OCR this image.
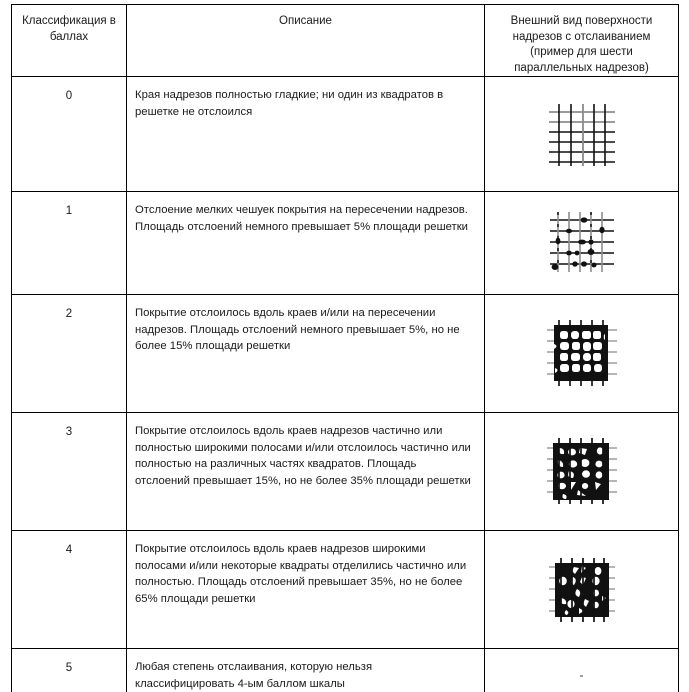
Классификация в баллах	Описание	Внешний вид поверхности надрезов с отслаиванием (пример для шести параллельных надрезов)

0	Края надрезов полностью гладкие; ни один из квадратов в решетке не отслоился

1	Отслоение мелких чешуек покрытия на пересечении надрезов. Площадь отслоений немного превышает 5% площади решетки

2	Покрытие отслоилось вдоль краев и/или на пересечении надрезов. Площадь отслоений немного превышает 5%, но не более 15% площади решетки

3	Покрытие отслоилось вдоль краев надрезов частично или полностью широкими полосами и/или отслоилось частично или полностью на различных частях квадратов. Площадь отслоений превышает 15%, но не более 35% площади решетки

4	Покрытие отслоилось вдоль краев надрезов широкими полосами и/или некоторые квадраты отделились частично или полностью. Площадь отслоений превышает 35%, но не более 65% площади решетки

5	Любая степень отслаивания, которую нельзя классифицировать 4-ым баллом шкалы	-
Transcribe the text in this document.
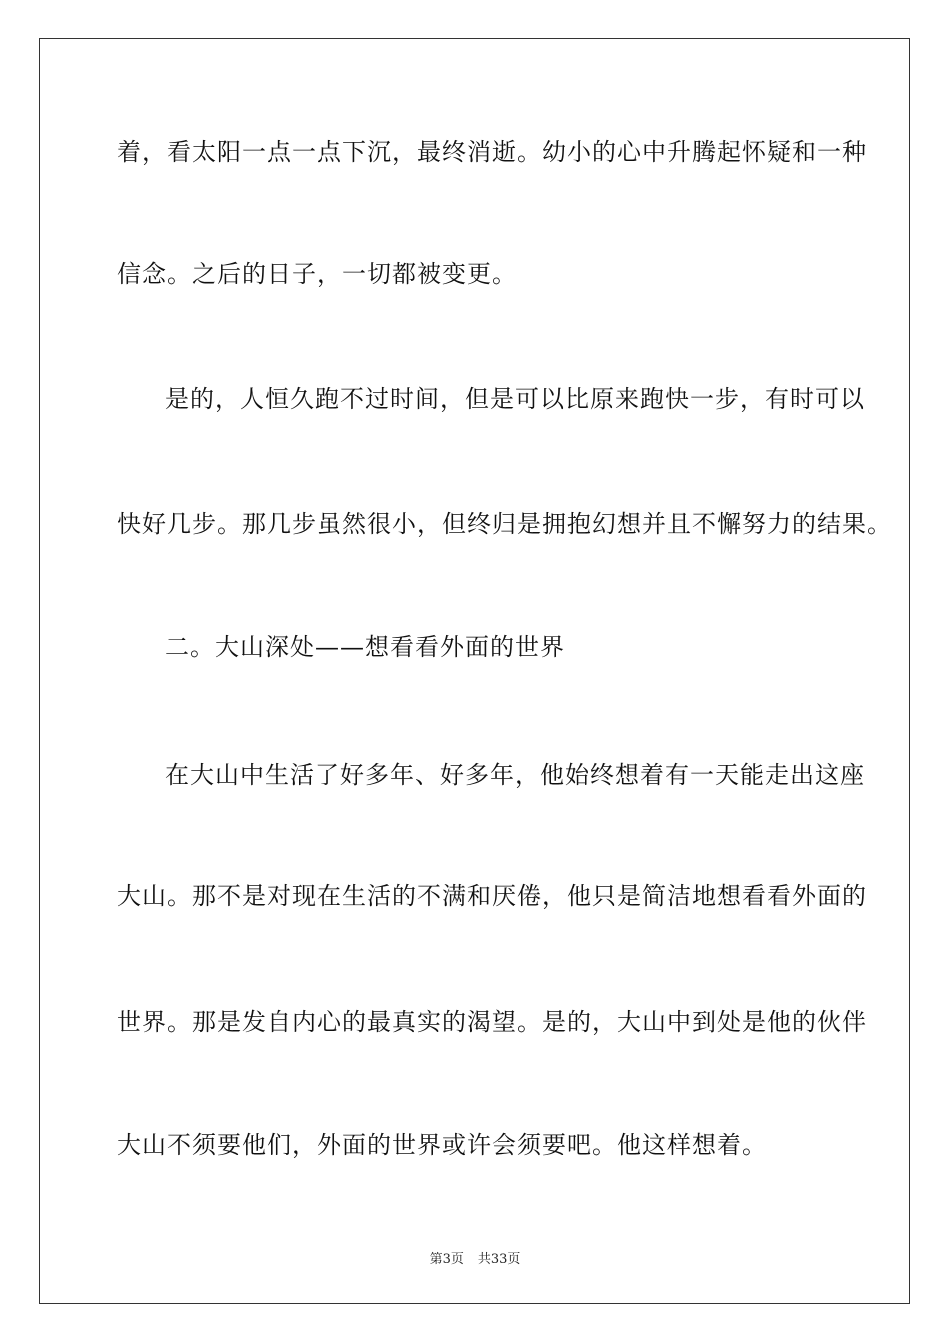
着，看太阳一点一点下沉，最终消逝。幼小的心中升腾起怀疑和一种
信念。之后的日子，一切都被变更。
是的，人恒久跑不过时间，但是可以比原来跑快一步，有时可以
快好几步。那几步虽然很小，但终归是拥抱幻想并且不懈努力的结果。
二。大山深处——想看看外面的世界
在大山中生活了好多年、好多年，他始终想着有一天能走出这座
大山。那不是对现在生活的不满和厌倦，他只是简洁地想看看外面的
世界。那是发自内心的最真实的渴望。是的，大山中到处是他的伙伴
大山不须要他们，外面的世界或许会须要吧。他这样想着。
第3页 共33页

> TASK GOAL:
Copy each line in full and exactly, omitting any picture.

> REPLY:
OCR this image.
Классификация в баллах	Описание	Внешний вид поверхности надрезов с отслаиванием (пример для шести параллельных надрезов)

0	Края надрезов полностью гладкие; ни один из квадратов в решетке не отслоился

1	Отслоение мелких чешуек покрытия на пересечении надрезов. Площадь отслоений немного превышает 5% площади решетки

2	Покрытие отслоилось вдоль краев и/или на пересечении надрезов. Площадь отслоений немного превышает 5%, но не более 15% площади решетки

3	Покрытие отслоилось вдоль краев надрезов частично или полностью широкими полосами и/или отслоилось частично или полностью на различных частях квадратов. Площадь отслоений превышает 15%, но не более 35% площади решетки

4	Покрытие отслоилось вдоль краев надрезов широкими полосами и/или некоторые квадраты отделились частично или полностью. Площадь отслоений превышает 35%, но не более 65% площади решетки

5	Любая степень отслаивания, которую нельзя классифицировать 4-ым баллом шкалы	-
Transcribe the text in this document.
着，看太阳一点一点下沉，最终消逝。幼小的心中升腾起怀疑和一种
信念。之后的日子，一切都被变更。
是的，人恒久跑不过时间，但是可以比原来跑快一步，有时可以
快好几步。那几步虽然很小，但终归是拥抱幻想并且不懈努力的结果。
二。大山深处——想看看外面的世界
在大山中生活了好多年、好多年，他始终想着有一天能走出这座
大山。那不是对现在生活的不满和厌倦，他只是简洁地想看看外面的
世界。那是发自内心的最真实的渴望。是的，大山中到处是他的伙伴
大山不须要他们，外面的世界或许会须要吧。他这样想着。
第3页 共33页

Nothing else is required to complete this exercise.